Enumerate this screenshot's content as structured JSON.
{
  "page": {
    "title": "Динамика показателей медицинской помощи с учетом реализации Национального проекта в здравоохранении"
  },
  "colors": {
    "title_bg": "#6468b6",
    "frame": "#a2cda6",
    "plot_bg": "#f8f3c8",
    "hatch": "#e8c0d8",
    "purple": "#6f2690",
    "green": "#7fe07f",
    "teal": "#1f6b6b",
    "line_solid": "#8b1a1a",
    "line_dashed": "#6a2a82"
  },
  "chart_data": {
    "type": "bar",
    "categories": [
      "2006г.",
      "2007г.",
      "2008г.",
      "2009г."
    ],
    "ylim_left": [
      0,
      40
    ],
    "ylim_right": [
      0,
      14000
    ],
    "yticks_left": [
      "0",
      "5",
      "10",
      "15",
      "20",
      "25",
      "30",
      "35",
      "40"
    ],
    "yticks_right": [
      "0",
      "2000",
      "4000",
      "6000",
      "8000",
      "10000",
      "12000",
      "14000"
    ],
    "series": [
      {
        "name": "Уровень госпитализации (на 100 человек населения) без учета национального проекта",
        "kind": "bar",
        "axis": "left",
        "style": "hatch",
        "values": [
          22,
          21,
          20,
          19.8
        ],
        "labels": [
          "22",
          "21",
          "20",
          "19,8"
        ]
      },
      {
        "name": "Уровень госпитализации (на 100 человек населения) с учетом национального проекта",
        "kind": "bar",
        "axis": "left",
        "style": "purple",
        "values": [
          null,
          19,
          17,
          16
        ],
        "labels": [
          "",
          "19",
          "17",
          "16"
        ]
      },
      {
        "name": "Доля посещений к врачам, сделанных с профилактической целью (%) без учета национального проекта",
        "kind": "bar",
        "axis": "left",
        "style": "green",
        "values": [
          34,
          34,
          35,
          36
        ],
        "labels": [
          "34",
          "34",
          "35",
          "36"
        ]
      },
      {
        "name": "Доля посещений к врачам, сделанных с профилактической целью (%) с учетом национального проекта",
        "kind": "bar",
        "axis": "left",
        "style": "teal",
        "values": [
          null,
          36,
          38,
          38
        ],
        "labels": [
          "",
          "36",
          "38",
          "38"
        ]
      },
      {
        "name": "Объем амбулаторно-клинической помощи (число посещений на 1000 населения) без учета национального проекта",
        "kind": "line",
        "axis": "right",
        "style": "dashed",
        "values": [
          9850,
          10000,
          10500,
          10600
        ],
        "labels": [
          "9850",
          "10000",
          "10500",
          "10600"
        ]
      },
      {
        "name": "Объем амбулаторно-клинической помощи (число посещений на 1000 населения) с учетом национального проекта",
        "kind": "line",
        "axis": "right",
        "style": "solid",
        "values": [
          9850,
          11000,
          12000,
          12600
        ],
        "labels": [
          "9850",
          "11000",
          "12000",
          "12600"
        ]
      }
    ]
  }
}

-.-.-

— Written exercise —
Output all of the material, please, exactly as it stands.

— Finished task —
Enumerate this screenshot's content as structured JSON.
{
  "page": {
    "title": "Динамика показателей медицинской помощи с учетом реализации Национального проекта в здравоохранении"
  },
  "colors": {
    "title_bg": "#6468b6",
    "frame": "#a2cda6",
    "plot_bg": "#f8f3c8",
    "hatch": "#e8c0d8",
    "purple": "#6f2690",
    "green": "#7fe07f",
    "teal": "#1f6b6b",
    "line_solid": "#8b1a1a",
    "line_dashed": "#6a2a82"
  },
  "chart_data": {
    "type": "bar",
    "categories": [
      "2006г.",
      "2007г.",
      "2008г.",
      "2009г."
    ],
    "ylim_left": [
      0,
      40
    ],
    "ylim_right": [
      0,
      14000
    ],
    "yticks_left": [
      "0",
      "5",
      "10",
      "15",
      "20",
      "25",
      "30",
      "35",
      "40"
    ],
    "yticks_right": [
      "0",
      "2000",
      "4000",
      "6000",
      "8000",
      "10000",
      "12000",
      "14000"
    ],
    "series": [
      {
        "name": "Уровень госпитализации (на 100 человек населения) без учета национального проекта",
        "kind": "bar",
        "axis": "left",
        "style": "hatch",
        "values": [
          22,
          21,
          20,
          19.8
        ],
        "labels": [
          "22",
          "21",
          "20",
          "19,8"
        ]
      },
      {
        "name": "Уровень госпитализации (на 100 человек населения) с учетом национального проекта",
        "kind": "bar",
        "axis": "left",
        "style": "purple",
        "values": [
          null,
          19,
          17,
          16
        ],
        "labels": [
          "",
          "19",
          "17",
          "16"
        ]
      },
      {
        "name": "Доля посещений к врачам, сделанных с профилактической целью (%) без учета национального проекта",
        "kind": "bar",
        "axis": "left",
        "style": "green",
        "values": [
          34,
          34,
          35,
          36
        ],
        "labels": [
          "34",
          "34",
          "35",
          "36"
        ]
      },
      {
        "name": "Доля посещений к врачам, сделанных с профилактической целью (%) с учетом национального проекта",
        "kind": "bar",
        "axis": "left",
        "style": "teal",
        "values": [
          null,
          36,
          38,
          38
        ],
        "labels": [
          "",
          "36",
          "38",
          "38"
        ]
      },
      {
        "name": "Объем амбулаторно-клинической помощи (число посещений на 1000 населения) без учета национального проекта",
        "kind": "line",
        "axis": "right",
        "style": "dashed",
        "values": [
          9850,
          10000,
          10500,
          10600
        ],
        "labels": [
          "9850",
          "10000",
          "10500",
          "10600"
        ]
      },
      {
        "name": "Объем амбулаторно-клинической помощи (число посещений на 1000 населения) с учетом национального проекта",
        "kind": "line",
        "axis": "right",
        "style": "solid",
        "values": [
          9850,
          11000,
          12000,
          12600
        ],
        "labels": [
          "9850",
          "11000",
          "12000",
          "12600"
        ]
      }
    ]
  }
}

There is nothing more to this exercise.